**Written instruction**
Copy out all the entries word for word.
####################
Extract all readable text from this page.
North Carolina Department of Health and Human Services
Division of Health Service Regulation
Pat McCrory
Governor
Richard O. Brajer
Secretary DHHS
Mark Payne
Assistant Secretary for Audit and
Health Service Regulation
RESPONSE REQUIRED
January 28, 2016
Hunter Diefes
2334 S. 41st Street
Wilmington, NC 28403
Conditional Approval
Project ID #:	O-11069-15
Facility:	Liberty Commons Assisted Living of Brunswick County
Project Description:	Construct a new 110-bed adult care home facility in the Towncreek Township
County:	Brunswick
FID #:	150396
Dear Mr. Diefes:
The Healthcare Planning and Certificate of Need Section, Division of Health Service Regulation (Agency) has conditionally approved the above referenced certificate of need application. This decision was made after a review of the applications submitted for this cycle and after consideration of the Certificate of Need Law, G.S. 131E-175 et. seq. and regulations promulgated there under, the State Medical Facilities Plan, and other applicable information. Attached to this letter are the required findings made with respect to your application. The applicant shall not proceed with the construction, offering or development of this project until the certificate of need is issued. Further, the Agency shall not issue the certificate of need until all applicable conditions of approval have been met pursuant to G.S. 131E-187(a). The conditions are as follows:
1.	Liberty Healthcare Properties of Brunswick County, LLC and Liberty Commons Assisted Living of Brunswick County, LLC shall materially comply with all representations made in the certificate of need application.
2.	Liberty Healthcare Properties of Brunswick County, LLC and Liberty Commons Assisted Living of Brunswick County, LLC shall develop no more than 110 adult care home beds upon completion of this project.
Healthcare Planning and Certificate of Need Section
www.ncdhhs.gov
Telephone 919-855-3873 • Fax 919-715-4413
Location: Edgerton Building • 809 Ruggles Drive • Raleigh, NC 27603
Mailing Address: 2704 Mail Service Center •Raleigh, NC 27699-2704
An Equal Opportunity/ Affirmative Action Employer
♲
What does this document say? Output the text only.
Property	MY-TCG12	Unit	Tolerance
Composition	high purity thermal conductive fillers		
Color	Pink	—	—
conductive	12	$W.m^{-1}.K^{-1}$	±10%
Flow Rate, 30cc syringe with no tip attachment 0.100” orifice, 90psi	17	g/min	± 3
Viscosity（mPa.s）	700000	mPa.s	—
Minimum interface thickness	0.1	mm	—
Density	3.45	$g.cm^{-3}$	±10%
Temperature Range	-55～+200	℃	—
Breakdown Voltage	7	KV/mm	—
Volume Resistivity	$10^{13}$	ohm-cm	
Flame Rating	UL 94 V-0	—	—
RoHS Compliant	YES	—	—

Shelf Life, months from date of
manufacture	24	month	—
####################
**Completed exercise**
Extract all readable text from this page.
North Carolina Department of Health and Human Services
Division of Health Service Regulation
Pat McCrory
Governor
Richard O. Brajer
Secretary DHHS
Mark Payne
Assistant Secretary for Audit and
Health Service Regulation
RESPONSE REQUIRED
January 28, 2016
Hunter Diefes
2334 S. 41st Street
Wilmington, NC 28403
Conditional Approval
Project ID #:	O-11069-15
Facility:	Liberty Commons Assisted Living of Brunswick County
Project Description:	Construct a new 110-bed adult care home facility in the Towncreek Township
County:	Brunswick
FID #:	150396
Dear Mr. Diefes:
The Healthcare Planning and Certificate of Need Section, Division of Health Service Regulation (Agency) has conditionally approved the above referenced certificate of need application. This decision was made after a review of the applications submitted for this cycle and after consideration of the Certificate of Need Law, G.S. 131E-175 et. seq. and regulations promulgated there under, the State Medical Facilities Plan, and other applicable information. Attached to this letter are the required findings made with respect to your application. The applicant shall not proceed with the construction, offering or development of this project until the certificate of need is issued. Further, the Agency shall not issue the certificate of need until all applicable conditions of approval have been met pursuant to G.S. 131E-187(a). The conditions are as follows:
1.	Liberty Healthcare Properties of Brunswick County, LLC and Liberty Commons Assisted Living of Brunswick County, LLC shall materially comply with all representations made in the certificate of need application.
2.	Liberty Healthcare Properties of Brunswick County, LLC and Liberty Commons Assisted Living of Brunswick County, LLC shall develop no more than 110 adult care home beds upon completion of this project.
Healthcare Planning and Certificate of Need Section
www.ncdhhs.gov
Telephone 919-855-3873 • Fax 919-715-4413
Location: Edgerton Building • 809 Ruggles Drive • Raleigh, NC 27603
Mailing Address: 2704 Mail Service Center •Raleigh, NC 27699-2704
An Equal Opportunity/ Affirmative Action Employer
♲
What does this document say? Output the text only.
Property	MY-TCG12	Unit	Tolerance
Composition	high purity thermal conductive fillers		
Color	Pink	—	—
conductive	12	$W.m^{-1}.K^{-1}$	±10%
Flow Rate, 30cc syringe with no tip attachment 0.100” orifice, 90psi	17	g/min	± 3
Viscosity（mPa.s）	700000	mPa.s	—
Minimum interface thickness	0.1	mm	—
Density	3.45	$g.cm^{-3}$	±10%
Temperature Range	-55～+200	℃	—
Breakdown Voltage	7	KV/mm	—
Volume Resistivity	$10^{13}$	ohm-cm	
Flame Rating	UL 94 V-0	—	—
RoHS Compliant	YES	—	—

Shelf Life, months from date of
manufacture	24	month	—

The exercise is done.